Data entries
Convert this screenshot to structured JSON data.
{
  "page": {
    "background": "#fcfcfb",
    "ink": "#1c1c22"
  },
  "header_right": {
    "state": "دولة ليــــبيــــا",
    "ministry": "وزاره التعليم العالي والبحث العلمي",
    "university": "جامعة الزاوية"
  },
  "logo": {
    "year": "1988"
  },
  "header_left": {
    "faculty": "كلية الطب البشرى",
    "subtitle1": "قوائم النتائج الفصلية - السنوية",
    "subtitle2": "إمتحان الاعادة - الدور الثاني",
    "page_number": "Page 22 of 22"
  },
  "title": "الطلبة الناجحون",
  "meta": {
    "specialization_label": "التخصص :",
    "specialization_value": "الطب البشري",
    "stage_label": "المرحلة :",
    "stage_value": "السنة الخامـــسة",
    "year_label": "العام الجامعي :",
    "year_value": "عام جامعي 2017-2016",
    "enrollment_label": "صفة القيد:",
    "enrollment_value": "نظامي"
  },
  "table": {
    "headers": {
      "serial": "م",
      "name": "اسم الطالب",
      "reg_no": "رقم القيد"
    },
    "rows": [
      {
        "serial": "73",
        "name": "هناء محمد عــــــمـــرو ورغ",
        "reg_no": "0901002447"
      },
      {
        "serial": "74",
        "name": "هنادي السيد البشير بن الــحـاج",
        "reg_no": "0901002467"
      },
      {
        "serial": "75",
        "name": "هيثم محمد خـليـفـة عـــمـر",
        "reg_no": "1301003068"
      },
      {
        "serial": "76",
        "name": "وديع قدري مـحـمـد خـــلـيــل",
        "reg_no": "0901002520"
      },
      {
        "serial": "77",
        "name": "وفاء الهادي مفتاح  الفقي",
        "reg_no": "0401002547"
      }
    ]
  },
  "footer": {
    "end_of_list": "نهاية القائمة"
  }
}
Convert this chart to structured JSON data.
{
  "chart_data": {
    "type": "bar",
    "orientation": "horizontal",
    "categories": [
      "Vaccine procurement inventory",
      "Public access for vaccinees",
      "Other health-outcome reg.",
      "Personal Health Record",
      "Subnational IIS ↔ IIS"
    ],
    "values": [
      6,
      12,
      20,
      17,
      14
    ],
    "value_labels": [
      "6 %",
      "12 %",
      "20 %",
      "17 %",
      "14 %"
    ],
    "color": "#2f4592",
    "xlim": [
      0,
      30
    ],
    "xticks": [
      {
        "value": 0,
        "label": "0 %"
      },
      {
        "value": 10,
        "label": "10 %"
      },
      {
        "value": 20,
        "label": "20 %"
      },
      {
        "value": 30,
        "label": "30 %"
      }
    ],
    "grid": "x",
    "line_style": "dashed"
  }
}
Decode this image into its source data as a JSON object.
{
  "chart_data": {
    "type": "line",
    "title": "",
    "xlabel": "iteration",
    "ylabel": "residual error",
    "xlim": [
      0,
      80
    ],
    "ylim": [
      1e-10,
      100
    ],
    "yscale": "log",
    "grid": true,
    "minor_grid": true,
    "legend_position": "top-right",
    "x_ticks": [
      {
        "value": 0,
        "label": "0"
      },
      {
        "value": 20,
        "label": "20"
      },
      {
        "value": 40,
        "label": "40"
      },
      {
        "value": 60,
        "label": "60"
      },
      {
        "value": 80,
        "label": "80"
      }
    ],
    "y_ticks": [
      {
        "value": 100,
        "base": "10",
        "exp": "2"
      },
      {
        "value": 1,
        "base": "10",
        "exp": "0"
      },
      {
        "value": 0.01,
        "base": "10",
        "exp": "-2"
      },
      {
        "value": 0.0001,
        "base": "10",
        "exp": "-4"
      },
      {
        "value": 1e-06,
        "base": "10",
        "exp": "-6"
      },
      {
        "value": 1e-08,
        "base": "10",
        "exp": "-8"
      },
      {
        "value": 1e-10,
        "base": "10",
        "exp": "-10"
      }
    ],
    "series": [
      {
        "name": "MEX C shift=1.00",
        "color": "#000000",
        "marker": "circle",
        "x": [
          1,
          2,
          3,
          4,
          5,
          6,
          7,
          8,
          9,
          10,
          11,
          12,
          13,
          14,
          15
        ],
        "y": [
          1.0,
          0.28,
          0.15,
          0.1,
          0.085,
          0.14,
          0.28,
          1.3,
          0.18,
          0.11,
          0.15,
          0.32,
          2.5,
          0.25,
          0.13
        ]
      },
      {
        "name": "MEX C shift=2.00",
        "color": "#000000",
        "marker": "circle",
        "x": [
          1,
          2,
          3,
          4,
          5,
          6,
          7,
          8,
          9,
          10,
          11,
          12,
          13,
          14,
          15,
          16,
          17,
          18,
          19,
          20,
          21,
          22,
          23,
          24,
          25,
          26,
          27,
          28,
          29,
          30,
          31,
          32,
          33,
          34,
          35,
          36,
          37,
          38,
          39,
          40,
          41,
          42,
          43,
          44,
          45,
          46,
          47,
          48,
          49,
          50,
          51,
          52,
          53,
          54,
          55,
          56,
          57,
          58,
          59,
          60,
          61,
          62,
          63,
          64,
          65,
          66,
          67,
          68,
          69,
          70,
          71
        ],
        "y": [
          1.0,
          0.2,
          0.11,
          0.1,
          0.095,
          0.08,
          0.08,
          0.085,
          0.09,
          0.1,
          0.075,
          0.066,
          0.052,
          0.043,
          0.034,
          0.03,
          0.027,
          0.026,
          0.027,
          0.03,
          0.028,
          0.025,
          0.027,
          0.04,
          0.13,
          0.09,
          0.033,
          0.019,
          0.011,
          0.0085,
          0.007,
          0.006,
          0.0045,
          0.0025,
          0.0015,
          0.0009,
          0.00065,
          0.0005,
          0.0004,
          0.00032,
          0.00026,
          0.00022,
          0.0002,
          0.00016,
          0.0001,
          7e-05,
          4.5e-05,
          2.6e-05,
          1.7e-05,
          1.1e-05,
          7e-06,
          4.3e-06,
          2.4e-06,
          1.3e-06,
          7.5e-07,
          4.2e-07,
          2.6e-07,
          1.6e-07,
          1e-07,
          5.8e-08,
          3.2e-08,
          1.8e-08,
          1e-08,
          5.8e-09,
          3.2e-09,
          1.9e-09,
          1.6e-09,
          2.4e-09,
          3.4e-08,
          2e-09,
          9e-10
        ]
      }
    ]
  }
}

▶ _Your task_
Using the listing above, reproduce each line without omission.

▶ _Solution_
Convert this screenshot to structured JSON data.
{
  "page": {
    "background": "#fcfcfb",
    "ink": "#1c1c22"
  },
  "header_right": {
    "state": "دولة ليــــبيــــا",
    "ministry": "وزاره التعليم العالي والبحث العلمي",
    "university": "جامعة الزاوية"
  },
  "logo": {
    "year": "1988"
  },
  "header_left": {
    "faculty": "كلية الطب البشرى",
    "subtitle1": "قوائم النتائج الفصلية - السنوية",
    "subtitle2": "إمتحان الاعادة - الدور الثاني",
    "page_number": "Page 22 of 22"
  },
  "title": "الطلبة الناجحون",
  "meta": {
    "specialization_label": "التخصص :",
    "specialization_value": "الطب البشري",
    "stage_label": "المرحلة :",
    "stage_value": "السنة الخامـــسة",
    "year_label": "العام الجامعي :",
    "year_value": "عام جامعي 2017-2016",
    "enrollment_label": "صفة القيد:",
    "enrollment_value": "نظامي"
  },
  "table": {
    "headers": {
      "serial": "م",
      "name": "اسم الطالب",
      "reg_no": "رقم القيد"
    },
    "rows": [
      {
        "serial": "73",
        "name": "هناء محمد عــــــمـــرو ورغ",
        "reg_no": "0901002447"
      },
      {
        "serial": "74",
        "name": "هنادي السيد البشير بن الــحـاج",
        "reg_no": "0901002467"
      },
      {
        "serial": "75",
        "name": "هيثم محمد خـليـفـة عـــمـر",
        "reg_no": "1301003068"
      },
      {
        "serial": "76",
        "name": "وديع قدري مـحـمـد خـــلـيــل",
        "reg_no": "0901002520"
      },
      {
        "serial": "77",
        "name": "وفاء الهادي مفتاح  الفقي",
        "reg_no": "0401002547"
      }
    ]
  },
  "footer": {
    "end_of_list": "نهاية القائمة"
  }
}
Convert this chart to structured JSON data.
{
  "chart_data": {
    "type": "bar",
    "orientation": "horizontal",
    "categories": [
      "Vaccine procurement inventory",
      "Public access for vaccinees",
      "Other health-outcome reg.",
      "Personal Health Record",
      "Subnational IIS ↔ IIS"
    ],
    "values": [
      6,
      12,
      20,
      17,
      14
    ],
    "value_labels": [
      "6 %",
      "12 %",
      "20 %",
      "17 %",
      "14 %"
    ],
    "color": "#2f4592",
    "xlim": [
      0,
      30
    ],
    "xticks": [
      {
        "value": 0,
        "label": "0 %"
      },
      {
        "value": 10,
        "label": "10 %"
      },
      {
        "value": 20,
        "label": "20 %"
      },
      {
        "value": 30,
        "label": "30 %"
      }
    ],
    "grid": "x",
    "line_style": "dashed"
  }
}
Decode this image into its source data as a JSON object.
{
  "chart_data": {
    "type": "line",
    "title": "",
    "xlabel": "iteration",
    "ylabel": "residual error",
    "xlim": [
      0,
      80
    ],
    "ylim": [
      1e-10,
      100
    ],
    "yscale": "log",
    "grid": true,
    "minor_grid": true,
    "legend_position": "top-right",
    "x_ticks": [
      {
        "value": 0,
        "label": "0"
      },
      {
        "value": 20,
        "label": "20"
      },
      {
        "value": 40,
        "label": "40"
      },
      {
        "value": 60,
        "label": "60"
      },
      {
        "value": 80,
        "label": "80"
      }
    ],
    "y_ticks": [
      {
        "value": 100,
        "base": "10",
        "exp": "2"
      },
      {
        "value": 1,
        "base": "10",
        "exp": "0"
      },
      {
        "value": 0.01,
        "base": "10",
        "exp": "-2"
      },
      {
        "value": 0.0001,
        "base": "10",
        "exp": "-4"
      },
      {
        "value": 1e-06,
        "base": "10",
        "exp": "-6"
      },
      {
        "value": 1e-08,
        "base": "10",
        "exp": "-8"
      },
      {
        "value": 1e-10,
        "base": "10",
        "exp": "-10"
      }
    ],
    "series": [
      {
        "name": "MEX C shift=1.00",
        "color": "#000000",
        "marker": "circle",
        "x": [
          1,
          2,
          3,
          4,
          5,
          6,
          7,
          8,
          9,
          10,
          11,
          12,
          13,
          14,
          15
        ],
        "y": [
          1.0,
          0.28,
          0.15,
          0.1,
          0.085,
          0.14,
          0.28,
          1.3,
          0.18,
          0.11,
          0.15,
          0.32,
          2.5,
          0.25,
          0.13
        ]
      },
      {
        "name": "MEX C shift=2.00",
        "color": "#000000",
        "marker": "circle",
        "x": [
          1,
          2,
          3,
          4,
          5,
          6,
          7,
          8,
          9,
          10,
          11,
          12,
          13,
          14,
          15,
          16,
          17,
          18,
          19,
          20,
          21,
          22,
          23,
          24,
          25,
          26,
          27,
          28,
          29,
          30,
          31,
          32,
          33,
          34,
          35,
          36,
          37,
          38,
          39,
          40,
          41,
          42,
          43,
          44,
          45,
          46,
          47,
          48,
          49,
          50,
          51,
          52,
          53,
          54,
          55,
          56,
          57,
          58,
          59,
          60,
          61,
          62,
          63,
          64,
          65,
          66,
          67,
          68,
          69,
          70,
          71
        ],
        "y": [
          1.0,
          0.2,
          0.11,
          0.1,
          0.095,
          0.08,
          0.08,
          0.085,
          0.09,
          0.1,
          0.075,
          0.066,
          0.052,
          0.043,
          0.034,
          0.03,
          0.027,
          0.026,
          0.027,
          0.03,
          0.028,
          0.025,
          0.027,
          0.04,
          0.13,
          0.09,
          0.033,
          0.019,
          0.011,
          0.0085,
          0.007,
          0.006,
          0.0045,
          0.0025,
          0.0015,
          0.0009,
          0.00065,
          0.0005,
          0.0004,
          0.00032,
          0.00026,
          0.00022,
          0.0002,
          0.00016,
          0.0001,
          7e-05,
          4.5e-05,
          2.6e-05,
          1.7e-05,
          1.1e-05,
          7e-06,
          4.3e-06,
          2.4e-06,
          1.3e-06,
          7.5e-07,
          4.2e-07,
          2.6e-07,
          1.6e-07,
          1e-07,
          5.8e-08,
          3.2e-08,
          1.8e-08,
          1e-08,
          5.8e-09,
          3.2e-09,
          1.9e-09,
          1.6e-09,
          2.4e-09,
          3.4e-08,
          2e-09,
          9e-10
        ]
      }
    ]
  }
}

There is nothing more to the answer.